▸ **Written task**: Copy out each line of the material in which the word "postoperative" appears.

▸ **Entries**:
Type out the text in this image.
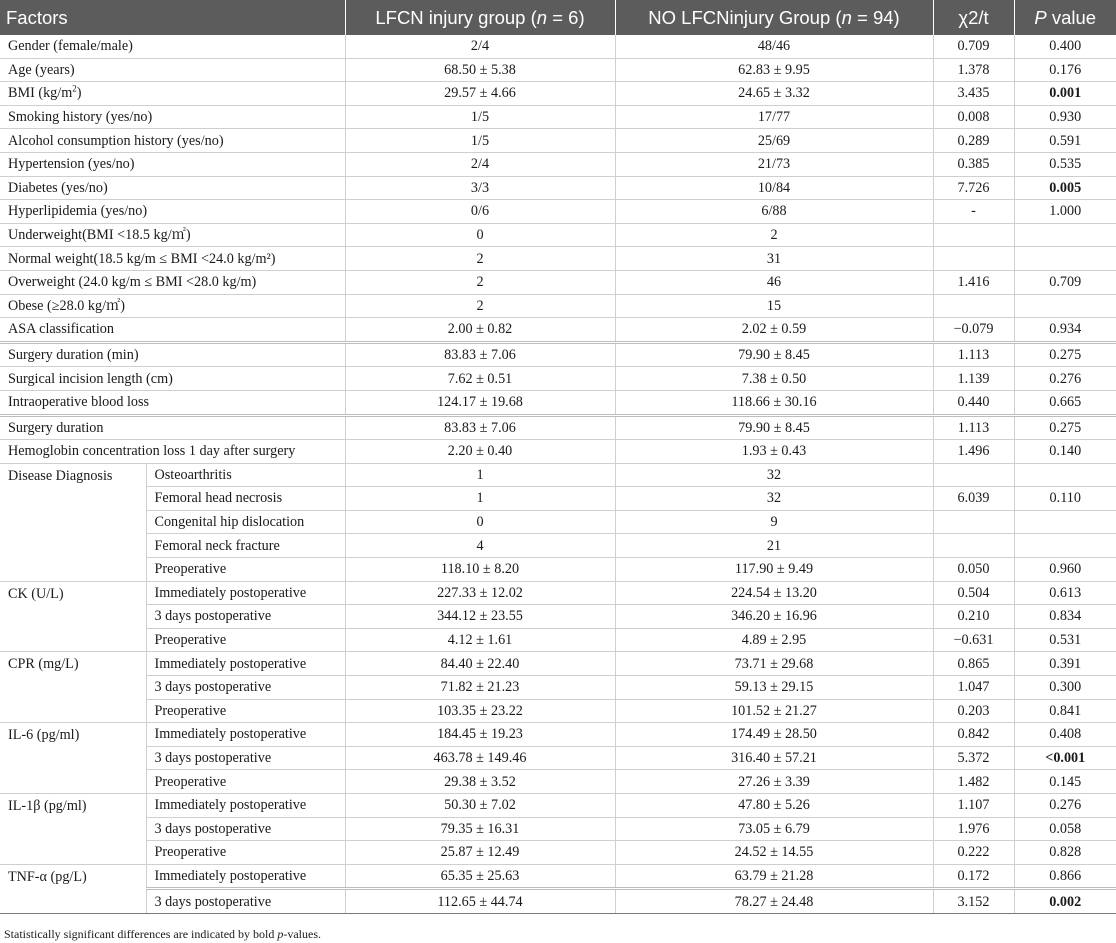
Factors		LFCN injury group (n = 6)	NO LFCNinjury Group (n = 94)	χ2/t	P value
Gender (female/male)		2/4	48/46	0.709	0.400
Age (years)		68.50 ± 5.38	62.83 ± 9.95	1.378	0.176
BMI $(kg/m^2)$		29.57 ± 4.66	24.65 ± 3.32	3.435	0.001
Smoking history (yes/no)		1/5	17/77	0.008	0.930
Alcohol consumption history (yes/no)		1/5	25/69	0.289	0.591
Hypertension (yes/no)		2/4	21/73	0.385	0.535
Diabetes (yes/no)		3/3	10/84	7.726	0.005
Hyperlipidemia (yes/no)		0/6	6/88	-	1.000
Underweight(BMI <18.5 kg/㎡)		0	2		
Normal weight(18.5 kg/m ≤ BMI <24.0 kg/m²)		2	31		
Overweight (24.0 kg/m ≤ BMI <28.0 kg/m)		2	46	1.416	0.709
Obese (≥28.0 kg/㎡)		2	15		
ASA classification		2.00 ± 0.82	2.02 ± 0.59	−0.079	0.934
Surgery duration (min)		83.83 ± 7.06	79.90 ± 8.45	1.113	0.275
Surgical incision length (cm)		7.62 ± 0.51	7.38 ± 0.50	1.139	0.276
Intraoperative blood loss		124.17 ± 19.68	118.66 ± 30.16	0.440	0.665
Surgery duration		83.83 ± 7.06	79.90 ± 8.45	1.113	0.275
Hemoglobin concentration loss 1 day after surgery		2.20 ± 0.40	1.93 ± 0.43	1.496	0.140
Disease Diagnosis	Osteoarthritis	1	32		
	Femoral head necrosis	1	32	6.039	0.110
	Congenital hip dislocation	0	9		
	Femoral neck fracture	4	21		
	Preoperative	118.10 ± 8.20	117.90 ± 9.49	0.050	0.960
CK (U/L)	Immediately postoperative	227.33 ± 12.02	224.54 ± 13.20	0.504	0.613
	3 days postoperative	344.12 ± 23.55	346.20 ± 16.96	0.210	0.834
	Preoperative	4.12 ± 1.61	4.89 ± 2.95	−0.631	0.531
CPR (mg/L)	Immediately postoperative	84.40 ± 22.40	73.71 ± 29.68	0.865	0.391
	3 days postoperative	71.82 ± 21.23	59.13 ± 29.15	1.047	0.300
	Preoperative	103.35 ± 23.22	101.52 ± 21.27	0.203	0.841
IL-6 (pg/ml)	Immediately postoperative	184.45 ± 19.23	174.49 ± 28.50	0.842	0.408
	3 days postoperative	463.78 ± 149.46	316.40 ± 57.21	5.372	<0.001
	Preoperative	29.38 ± 3.52	27.26 ± 3.39	1.482	0.145
IL-1β (pg/ml)	Immediately postoperative	50.30 ± 7.02	47.80 ± 5.26	1.107	0.276
	3 days postoperative	79.35 ± 16.31	73.05 ± 6.79	1.976	0.058
	Preoperative	25.87 ± 12.49	24.52 ± 14.55	0.222	0.828
TNF-α (pg/L)	Immediately postoperative	65.35 ± 25.63	63.79 ± 21.28	0.172	0.866
	3 days postoperative	112.65 ± 44.74	78.27 ± 24.48	3.152	0.002
Statistically significant differences are indicated by bold p-values.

▸ **Result of the exercise**:
CK (U/L)	Immediately postoperative	227.33 ± 12.02	224.54 ± 13.20	0.504	0.613
	3 days postoperative	344.12 ± 23.55	346.20 ± 16.96	0.210	0.834
CPR (mg/L)	Immediately postoperative	84.40 ± 22.40	73.71 ± 29.68	0.865	0.391
	3 days postoperative	71.82 ± 21.23	59.13 ± 29.15	1.047	0.300
IL-6 (pg/ml)	Immediately postoperative	184.45 ± 19.23	174.49 ± 28.50	0.842	0.408
	3 days postoperative	463.78 ± 149.46	316.40 ± 57.21	5.372	<0.001
IL-1β (pg/ml)	Immediately postoperative	50.30 ± 7.02	47.80 ± 5.26	1.107	0.276
	3 days postoperative	79.35 ± 16.31	73.05 ± 6.79	1.976	0.058
TNF-α (pg/L)	Immediately postoperative	65.35 ± 25.63	63.79 ± 21.28	0.172	0.866
	3 days postoperative	112.65 ± 44.74	78.27 ± 24.48	3.152	0.002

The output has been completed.